CONSIGNE ÉNONCÉE A ::
Selon le texte fourni, comment s'appelle le maître-conteur de la Geste hilalienne qui vit en Haute-Égypte ?
CONSIGNE ÉNONCÉE B ::
Recopiez à l'identique, dans le texte fourni, le passage allant de « Dans ses tournées » jusqu'à « encore plus d’histoires. ».

TEXTE FOURNI ::

-------

Cinéma .
Sandra Gysi et Ahmad Abdel-Mohsen,
un couple suisse, ont présenté à l’Institut Goethe deux
films sur l’Egypte. Le premier évoque la vie et l’œuvre d’un
maître conteur de la Geste hilalienne, et le second les
parcours de trois créatrices durant la révolution.
Deux
épopées, deux films suisses
Tout au
long des 77 minutes, les époux suisses Sandra Gysi et Ahmad
Abdel-Mohsen nous invitent à partager leur fascination quant
à un conteur mythique de la Geste hilalienne. Car il
constitue, lui-même, une épopée à part.
Aux
rythmes de la flûte orientale, les téléspectateurs suivent
alors l’une des plus belles épopées arabes, avec notamment
les exploits d’Abou-Zeid Al-Hilali et la tragédie de Aziza
et Younès. Le maître-conteur Sayed Al-Dawwy vit dans cette
lointaine atmosphère féerique de la Haute-Egypte. Cet
octogénaire est l’un des plus vieux conteurs de la Sira (geste).
Dans ses tournées notamment au Caire et à Suez, et lors des
soirées ramadanesques, il captive son public, avec son rare
talent de raconter les anciens textes épiques, sans
interruption. Et les gens fascinés réclament au conteur
encore plus d’histoires.

-------

ENTRÉES EXTRAITES ::
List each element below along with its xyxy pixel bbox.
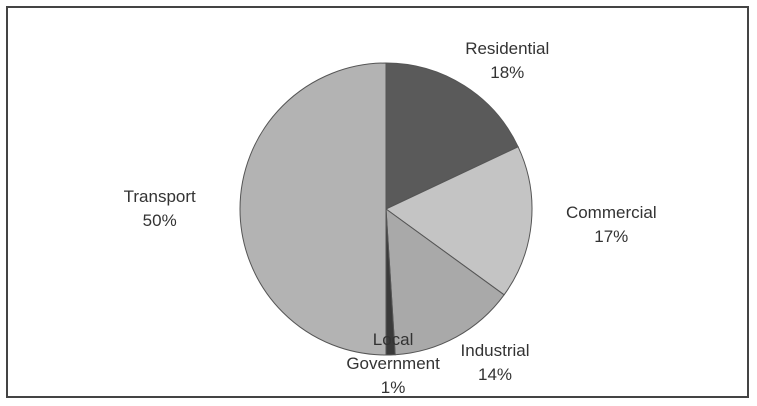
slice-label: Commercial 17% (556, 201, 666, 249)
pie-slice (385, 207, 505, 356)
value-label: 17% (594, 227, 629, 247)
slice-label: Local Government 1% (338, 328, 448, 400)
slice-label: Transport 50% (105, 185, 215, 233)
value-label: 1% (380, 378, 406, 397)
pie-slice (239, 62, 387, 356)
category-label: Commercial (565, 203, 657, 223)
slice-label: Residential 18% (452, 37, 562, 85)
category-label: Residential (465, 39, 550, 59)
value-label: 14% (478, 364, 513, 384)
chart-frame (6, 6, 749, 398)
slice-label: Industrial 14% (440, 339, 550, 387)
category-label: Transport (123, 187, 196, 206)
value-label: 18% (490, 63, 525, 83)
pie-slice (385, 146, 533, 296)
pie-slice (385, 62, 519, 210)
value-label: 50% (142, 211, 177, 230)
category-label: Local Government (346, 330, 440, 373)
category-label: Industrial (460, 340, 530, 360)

-------

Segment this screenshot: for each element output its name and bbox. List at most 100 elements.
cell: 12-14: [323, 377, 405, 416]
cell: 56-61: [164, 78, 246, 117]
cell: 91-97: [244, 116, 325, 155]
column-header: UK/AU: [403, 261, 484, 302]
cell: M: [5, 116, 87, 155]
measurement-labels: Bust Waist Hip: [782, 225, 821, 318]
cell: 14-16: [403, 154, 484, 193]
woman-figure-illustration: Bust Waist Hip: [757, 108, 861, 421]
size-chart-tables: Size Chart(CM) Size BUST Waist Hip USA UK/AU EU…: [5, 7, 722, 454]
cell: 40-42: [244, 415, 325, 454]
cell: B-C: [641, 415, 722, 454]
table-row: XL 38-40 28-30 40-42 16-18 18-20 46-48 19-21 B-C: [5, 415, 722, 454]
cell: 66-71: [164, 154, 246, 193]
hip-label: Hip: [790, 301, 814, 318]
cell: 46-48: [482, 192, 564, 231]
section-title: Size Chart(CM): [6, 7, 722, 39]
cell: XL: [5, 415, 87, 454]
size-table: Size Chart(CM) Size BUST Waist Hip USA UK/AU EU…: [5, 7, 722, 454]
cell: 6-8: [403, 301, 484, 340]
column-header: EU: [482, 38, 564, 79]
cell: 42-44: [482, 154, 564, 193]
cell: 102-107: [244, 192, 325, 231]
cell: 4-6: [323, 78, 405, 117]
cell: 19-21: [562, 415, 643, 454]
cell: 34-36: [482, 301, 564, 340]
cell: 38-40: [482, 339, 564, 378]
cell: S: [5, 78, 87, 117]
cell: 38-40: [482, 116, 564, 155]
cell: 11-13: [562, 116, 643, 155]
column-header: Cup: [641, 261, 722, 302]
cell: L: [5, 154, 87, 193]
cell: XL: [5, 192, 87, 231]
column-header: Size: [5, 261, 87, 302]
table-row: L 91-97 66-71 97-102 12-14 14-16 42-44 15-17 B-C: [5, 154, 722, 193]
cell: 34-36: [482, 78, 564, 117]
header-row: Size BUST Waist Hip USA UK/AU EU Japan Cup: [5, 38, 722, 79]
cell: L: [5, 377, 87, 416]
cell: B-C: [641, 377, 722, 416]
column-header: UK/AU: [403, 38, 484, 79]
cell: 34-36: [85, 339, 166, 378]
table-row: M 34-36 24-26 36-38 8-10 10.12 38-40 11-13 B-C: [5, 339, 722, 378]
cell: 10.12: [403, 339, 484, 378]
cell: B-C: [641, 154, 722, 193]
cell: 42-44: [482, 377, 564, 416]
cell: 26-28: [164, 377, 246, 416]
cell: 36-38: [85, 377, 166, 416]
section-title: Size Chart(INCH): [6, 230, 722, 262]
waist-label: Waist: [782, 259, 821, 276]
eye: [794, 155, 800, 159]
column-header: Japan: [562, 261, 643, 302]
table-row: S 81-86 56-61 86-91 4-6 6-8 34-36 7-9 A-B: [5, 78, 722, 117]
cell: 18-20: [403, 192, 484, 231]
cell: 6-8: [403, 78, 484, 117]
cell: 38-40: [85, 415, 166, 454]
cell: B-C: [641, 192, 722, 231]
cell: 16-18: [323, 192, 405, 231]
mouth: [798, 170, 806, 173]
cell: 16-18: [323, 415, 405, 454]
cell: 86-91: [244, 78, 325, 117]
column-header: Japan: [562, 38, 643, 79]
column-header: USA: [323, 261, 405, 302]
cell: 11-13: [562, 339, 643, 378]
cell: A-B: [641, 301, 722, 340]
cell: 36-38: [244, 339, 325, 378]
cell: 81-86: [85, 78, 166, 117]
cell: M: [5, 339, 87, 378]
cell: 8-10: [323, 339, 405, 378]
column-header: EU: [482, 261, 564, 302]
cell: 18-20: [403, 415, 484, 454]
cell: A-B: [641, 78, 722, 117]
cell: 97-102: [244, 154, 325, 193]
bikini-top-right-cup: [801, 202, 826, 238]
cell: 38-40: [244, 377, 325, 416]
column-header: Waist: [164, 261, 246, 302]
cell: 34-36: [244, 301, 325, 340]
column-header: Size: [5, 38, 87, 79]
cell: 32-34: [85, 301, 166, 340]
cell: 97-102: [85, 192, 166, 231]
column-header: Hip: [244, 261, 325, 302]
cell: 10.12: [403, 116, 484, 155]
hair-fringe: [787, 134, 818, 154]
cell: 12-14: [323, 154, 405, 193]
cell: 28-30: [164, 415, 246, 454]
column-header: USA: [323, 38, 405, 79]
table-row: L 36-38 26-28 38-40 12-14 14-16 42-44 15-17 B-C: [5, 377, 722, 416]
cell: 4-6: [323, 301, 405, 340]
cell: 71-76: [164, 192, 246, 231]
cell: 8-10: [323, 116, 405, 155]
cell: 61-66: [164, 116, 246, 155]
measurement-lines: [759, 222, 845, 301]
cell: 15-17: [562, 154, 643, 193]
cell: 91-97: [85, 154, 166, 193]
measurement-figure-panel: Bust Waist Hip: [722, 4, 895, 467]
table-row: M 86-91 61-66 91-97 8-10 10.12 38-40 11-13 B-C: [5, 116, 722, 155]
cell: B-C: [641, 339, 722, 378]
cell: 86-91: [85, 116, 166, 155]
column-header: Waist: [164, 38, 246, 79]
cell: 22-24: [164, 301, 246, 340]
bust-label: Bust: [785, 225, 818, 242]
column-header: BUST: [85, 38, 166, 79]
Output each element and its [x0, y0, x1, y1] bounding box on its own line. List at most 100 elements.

-------

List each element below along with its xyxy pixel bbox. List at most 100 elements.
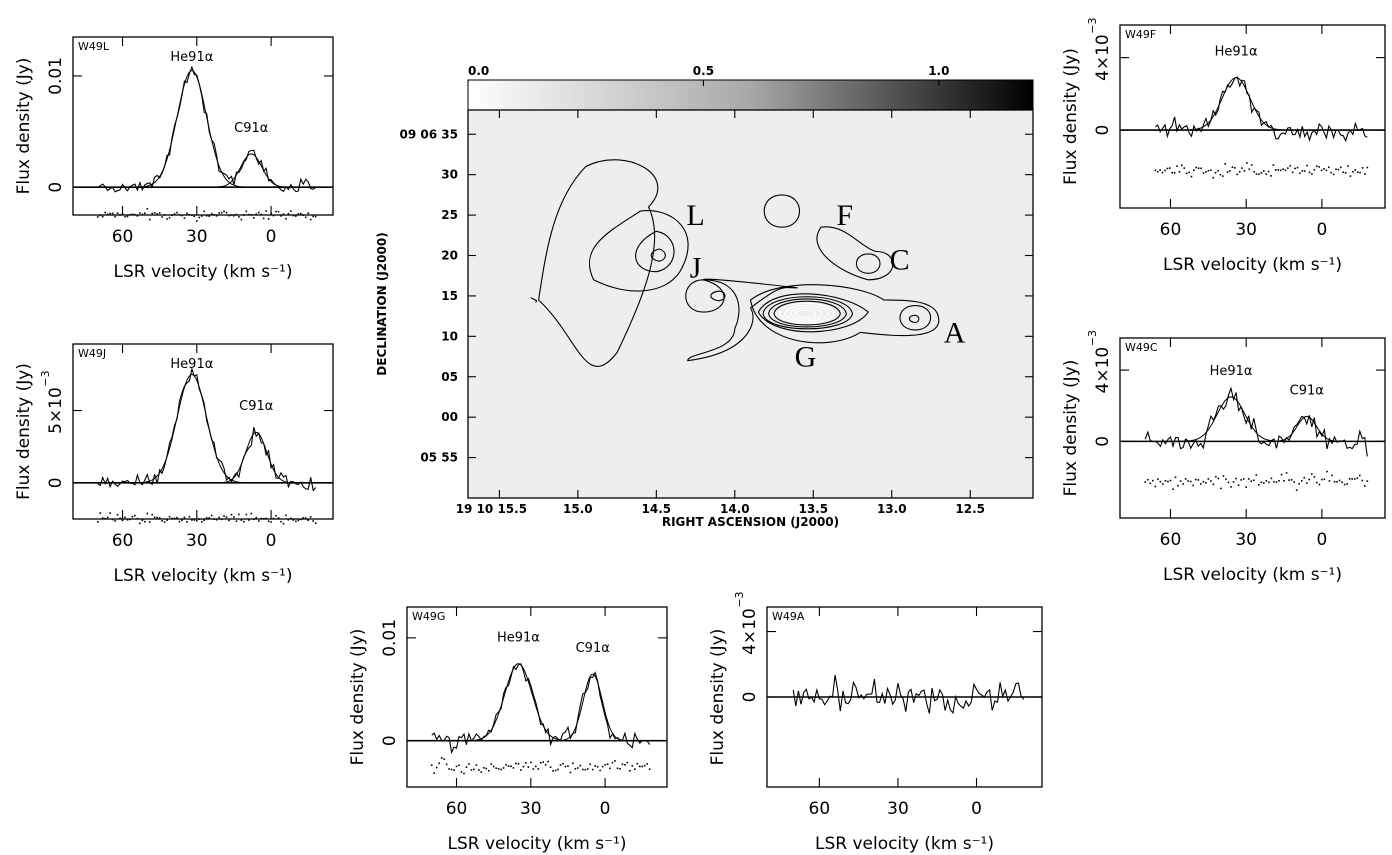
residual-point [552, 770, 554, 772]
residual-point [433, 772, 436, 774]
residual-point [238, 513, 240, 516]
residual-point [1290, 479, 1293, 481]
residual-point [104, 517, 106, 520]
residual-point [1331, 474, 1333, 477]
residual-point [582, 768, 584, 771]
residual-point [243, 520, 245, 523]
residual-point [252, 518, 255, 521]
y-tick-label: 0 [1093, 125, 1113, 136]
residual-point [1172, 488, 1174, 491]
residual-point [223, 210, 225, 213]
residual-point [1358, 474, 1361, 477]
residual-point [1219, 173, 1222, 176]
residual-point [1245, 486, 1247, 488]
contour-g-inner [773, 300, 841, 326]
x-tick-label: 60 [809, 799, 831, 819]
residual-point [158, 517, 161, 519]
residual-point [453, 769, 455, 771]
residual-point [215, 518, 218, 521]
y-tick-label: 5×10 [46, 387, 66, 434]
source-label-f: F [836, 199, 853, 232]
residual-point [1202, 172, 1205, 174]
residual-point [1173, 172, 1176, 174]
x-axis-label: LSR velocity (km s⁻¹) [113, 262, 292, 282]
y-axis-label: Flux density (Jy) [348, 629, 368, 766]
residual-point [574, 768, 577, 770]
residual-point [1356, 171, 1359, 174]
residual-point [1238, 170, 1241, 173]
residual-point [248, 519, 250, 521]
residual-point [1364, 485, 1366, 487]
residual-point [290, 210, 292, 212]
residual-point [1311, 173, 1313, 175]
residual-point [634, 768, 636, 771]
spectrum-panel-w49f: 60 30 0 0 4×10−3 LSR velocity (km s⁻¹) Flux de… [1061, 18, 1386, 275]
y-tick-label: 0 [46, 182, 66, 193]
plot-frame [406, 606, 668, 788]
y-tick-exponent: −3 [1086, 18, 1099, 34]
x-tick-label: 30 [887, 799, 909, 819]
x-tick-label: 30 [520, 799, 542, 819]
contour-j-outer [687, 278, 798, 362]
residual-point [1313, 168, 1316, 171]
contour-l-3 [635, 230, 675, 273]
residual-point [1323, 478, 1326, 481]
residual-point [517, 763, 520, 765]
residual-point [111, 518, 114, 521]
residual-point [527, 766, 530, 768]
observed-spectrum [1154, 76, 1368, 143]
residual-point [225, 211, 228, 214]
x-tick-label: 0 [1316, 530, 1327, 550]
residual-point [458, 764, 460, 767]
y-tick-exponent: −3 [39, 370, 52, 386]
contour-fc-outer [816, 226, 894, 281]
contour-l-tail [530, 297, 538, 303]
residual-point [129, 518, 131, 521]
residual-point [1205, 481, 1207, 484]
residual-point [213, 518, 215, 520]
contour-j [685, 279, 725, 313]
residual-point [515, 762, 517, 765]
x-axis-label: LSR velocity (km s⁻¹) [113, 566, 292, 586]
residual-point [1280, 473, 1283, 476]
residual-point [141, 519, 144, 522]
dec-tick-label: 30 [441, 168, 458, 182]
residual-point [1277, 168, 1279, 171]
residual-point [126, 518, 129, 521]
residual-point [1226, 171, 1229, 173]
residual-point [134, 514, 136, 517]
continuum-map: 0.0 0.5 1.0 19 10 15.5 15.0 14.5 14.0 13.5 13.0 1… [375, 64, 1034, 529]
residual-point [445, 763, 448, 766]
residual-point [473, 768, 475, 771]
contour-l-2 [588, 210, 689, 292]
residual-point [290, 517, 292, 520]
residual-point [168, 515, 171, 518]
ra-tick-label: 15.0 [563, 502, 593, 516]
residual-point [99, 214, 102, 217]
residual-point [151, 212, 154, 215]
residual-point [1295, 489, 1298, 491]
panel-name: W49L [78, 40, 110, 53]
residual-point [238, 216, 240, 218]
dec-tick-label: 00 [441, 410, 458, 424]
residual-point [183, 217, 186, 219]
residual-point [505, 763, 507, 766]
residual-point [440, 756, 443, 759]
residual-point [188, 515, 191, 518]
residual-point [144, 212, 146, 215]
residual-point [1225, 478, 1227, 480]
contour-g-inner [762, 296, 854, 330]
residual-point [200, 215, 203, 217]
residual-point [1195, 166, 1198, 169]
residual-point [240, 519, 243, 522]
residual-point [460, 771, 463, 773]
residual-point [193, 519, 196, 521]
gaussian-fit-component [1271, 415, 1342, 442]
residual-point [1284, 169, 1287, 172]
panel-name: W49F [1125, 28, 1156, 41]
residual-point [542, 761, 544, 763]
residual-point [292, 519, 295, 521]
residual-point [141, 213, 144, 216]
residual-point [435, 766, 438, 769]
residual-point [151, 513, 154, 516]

-------

RÉPONSE COMPLÈTE A ::
Sayed Al-Dawwy.

RÉPONSE COMPLÈTE B ::
Dans ses tournées notamment au Caire et à Suez, et lors des
soirées ramadanesques, il captive son public, avec son rare
talent de raconter les anciens textes épiques, sans
interruption. Et les gens fascinés réclament au conteur
encore plus d’histoires.